- [Extract to read]
Ground subsidence in urban areas is mainly caused by anthropogenic factors such as excessive groundwater extraction and underground infrastructure development in the subsurface composed of soft materials. Global Navigation Satellite System data with high temporal resolution have been widely used to measure surface displacements accurately. However, these point-based terrestrial measurements with the low spatial resolution are somewhat limited in observing two-dimensional continuous surface displacements over large areas. The synthetic aperture radar interferometry (InSAR) technique can construct relatively high spatial resolution surface displacement information with accuracy ranging from millimeters to centimeters. Although constellation operations of SAR satellites have improved the revisit cycle, the temporal resolution of space-based observations is still low compared to in-situ observations. In this study, we evaluate the extraction of a time-series of surface displacement in Incheon Metropolitan City, South Korea, using the small baseline subset technique implemented using the commercial software, Gamma. For this purpose, 24 COSMO-SkyMed X-band SAR observations were collected from July 12, 2011, to August 27, 2012. The time-series surface displacement results were improved by reducing random phase noise, correcting residual phase due to satellite orbit errors, and mitigating nonlinear atmospheric phase artifacts. The perpendicular baseline of the collected COSMO-SkyMed SAR images was set to approximately 2-300 m. The surface displacement related to the ground subsidence was detected approximately 1 cm annually around a few Incheon Subway Line 2 route stations. The sufficient coherence indicates that the satellite orbit has been precisely managed for the interferometric processing.

- [Given task 1] From the listing, copy out the stretch from the line containing "data-point: [521, 10, 532, 20]" through the line containing "data-point: [340, 305, 350, 315]" without changing any characters.

- [Supplied material]
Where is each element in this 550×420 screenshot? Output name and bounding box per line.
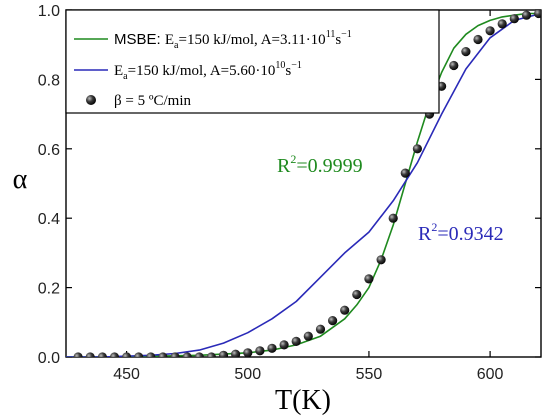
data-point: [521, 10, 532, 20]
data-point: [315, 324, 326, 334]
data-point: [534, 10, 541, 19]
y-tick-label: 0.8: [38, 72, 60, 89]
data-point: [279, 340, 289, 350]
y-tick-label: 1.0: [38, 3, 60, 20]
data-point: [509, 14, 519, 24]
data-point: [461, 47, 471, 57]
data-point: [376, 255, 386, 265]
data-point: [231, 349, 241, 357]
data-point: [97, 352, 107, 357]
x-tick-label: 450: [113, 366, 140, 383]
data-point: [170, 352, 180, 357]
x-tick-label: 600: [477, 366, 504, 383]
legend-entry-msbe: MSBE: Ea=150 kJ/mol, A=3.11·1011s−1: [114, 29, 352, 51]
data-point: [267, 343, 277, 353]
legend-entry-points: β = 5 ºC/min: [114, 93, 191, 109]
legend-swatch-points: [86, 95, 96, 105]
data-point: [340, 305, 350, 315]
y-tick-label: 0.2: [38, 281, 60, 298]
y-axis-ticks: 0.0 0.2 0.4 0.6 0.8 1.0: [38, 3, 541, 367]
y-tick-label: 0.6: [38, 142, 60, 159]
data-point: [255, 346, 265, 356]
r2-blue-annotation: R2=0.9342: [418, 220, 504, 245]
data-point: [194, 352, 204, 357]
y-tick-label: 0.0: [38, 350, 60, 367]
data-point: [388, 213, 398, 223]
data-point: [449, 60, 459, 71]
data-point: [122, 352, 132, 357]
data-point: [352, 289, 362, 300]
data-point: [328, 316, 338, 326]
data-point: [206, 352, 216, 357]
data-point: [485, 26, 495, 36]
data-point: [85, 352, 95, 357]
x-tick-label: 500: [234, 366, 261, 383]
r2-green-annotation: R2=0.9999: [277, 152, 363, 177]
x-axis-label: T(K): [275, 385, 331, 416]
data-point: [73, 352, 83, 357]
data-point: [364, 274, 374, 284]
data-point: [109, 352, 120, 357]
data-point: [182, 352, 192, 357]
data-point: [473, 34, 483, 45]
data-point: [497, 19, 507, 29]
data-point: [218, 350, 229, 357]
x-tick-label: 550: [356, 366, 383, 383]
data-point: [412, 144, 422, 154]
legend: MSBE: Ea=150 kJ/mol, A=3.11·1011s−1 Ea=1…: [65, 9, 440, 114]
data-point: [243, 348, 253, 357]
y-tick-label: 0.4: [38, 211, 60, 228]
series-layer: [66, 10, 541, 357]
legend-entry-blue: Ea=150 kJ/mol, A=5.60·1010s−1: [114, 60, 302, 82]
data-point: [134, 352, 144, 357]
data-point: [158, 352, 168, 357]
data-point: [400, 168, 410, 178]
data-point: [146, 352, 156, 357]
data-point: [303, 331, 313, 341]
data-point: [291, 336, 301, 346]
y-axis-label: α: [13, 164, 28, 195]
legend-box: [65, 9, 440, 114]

- [Given task 2] In the text on urban ground subsidence, how many COSMO-SkyMed observations were collected?

- [Task result 1]
data-point: [521, 10, 532, 20]
data-point: [315, 324, 326, 334]
data-point: [534, 10, 541, 19]
y-tick-label: 0.8: [38, 72, 60, 89]
data-point: [279, 340, 289, 350]
y-tick-label: 1.0: [38, 3, 60, 20]
data-point: [509, 14, 519, 24]
data-point: [461, 47, 471, 57]
data-point: [376, 255, 386, 265]
data-point: [231, 349, 241, 357]
data-point: [97, 352, 107, 357]
x-tick-label: 450: [113, 366, 140, 383]
data-point: [170, 352, 180, 357]
x-tick-label: 600: [477, 366, 504, 383]
legend-entry-msbe: MSBE: Ea=150 kJ/mol, A=3.11·1011s−1: [114, 29, 352, 51]
data-point: [267, 343, 277, 353]
legend-entry-points: β = 5 ºC/min: [114, 93, 191, 109]
legend-swatch-points: [86, 95, 96, 105]
data-point: [340, 305, 350, 315]

- [Task result 2] 24 X-band SAR observations